• DATASET RECORDS:

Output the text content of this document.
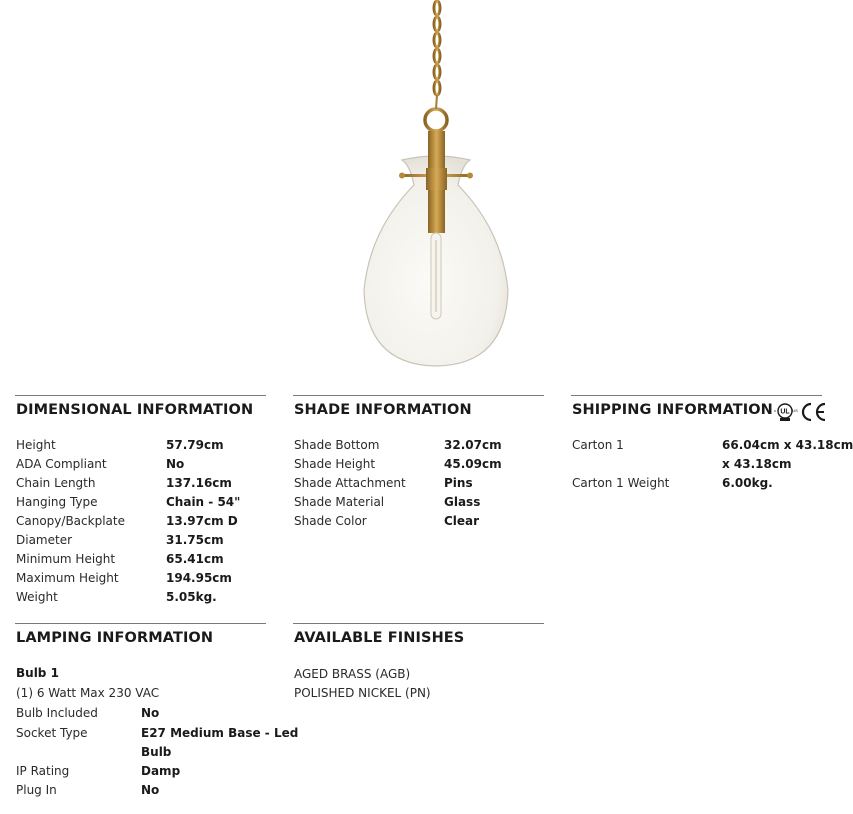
DIMENSIONAL INFORMATION
Height	57.79cm
ADA Compliant	No
Chain Length	137.16cm
Hanging Type	Chain - 54"
Canopy/Backplate	13.97cm D
Diameter	31.75cm
Minimum Height	65.41cm
Maximum Height	194.95cm
Weight	5.05kg.
SHADE INFORMATION
Shade Bottom	32.07cm
Shade Height	45.09cm
Shade Attachment	Pins
Shade Material	Glass
Shade Color	Clear
SHIPPING INFORMATION UL
c	US
Carton 1	66.04cm x 43.18cm
x 43.18cm
Carton 1 Weight	6.00kg.
LAMPING INFORMATION
Bulb 1
(1) 6 Watt Max 230 VAC
Bulb Included	No
Socket Type	E27 Medium Base - Led
Bulb
IP Rating	Damp
Plug In	No
AVAILABLE FINISHES
AGED BRASS (AGB)
POLISHED NICKEL (PN)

• TASK DIRECTIONS:
Repeat the data exactly, excluding the pictures.

• ANSWER TO THIS PROBLEM:
Output the text content of this document.
DIMENSIONAL INFORMATION
Height	57.79cm
ADA Compliant	No
Chain Length	137.16cm
Hanging Type	Chain - 54"
Canopy/Backplate	13.97cm D
Diameter	31.75cm
Minimum Height	65.41cm
Maximum Height	194.95cm
Weight	5.05kg.
SHADE INFORMATION
Shade Bottom	32.07cm
Shade Height	45.09cm
Shade Attachment	Pins
Shade Material	Glass
Shade Color	Clear
SHIPPING INFORMATION UL
c	US
Carton 1	66.04cm x 43.18cm
x 43.18cm
Carton 1 Weight	6.00kg.
LAMPING INFORMATION
Bulb 1
(1) 6 Watt Max 230 VAC
Bulb Included	No
Socket Type	E27 Medium Base - Led
Bulb
IP Rating	Damp
Plug In	No
AVAILABLE FINISHES
AGED BRASS (AGB)
POLISHED NICKEL (PN)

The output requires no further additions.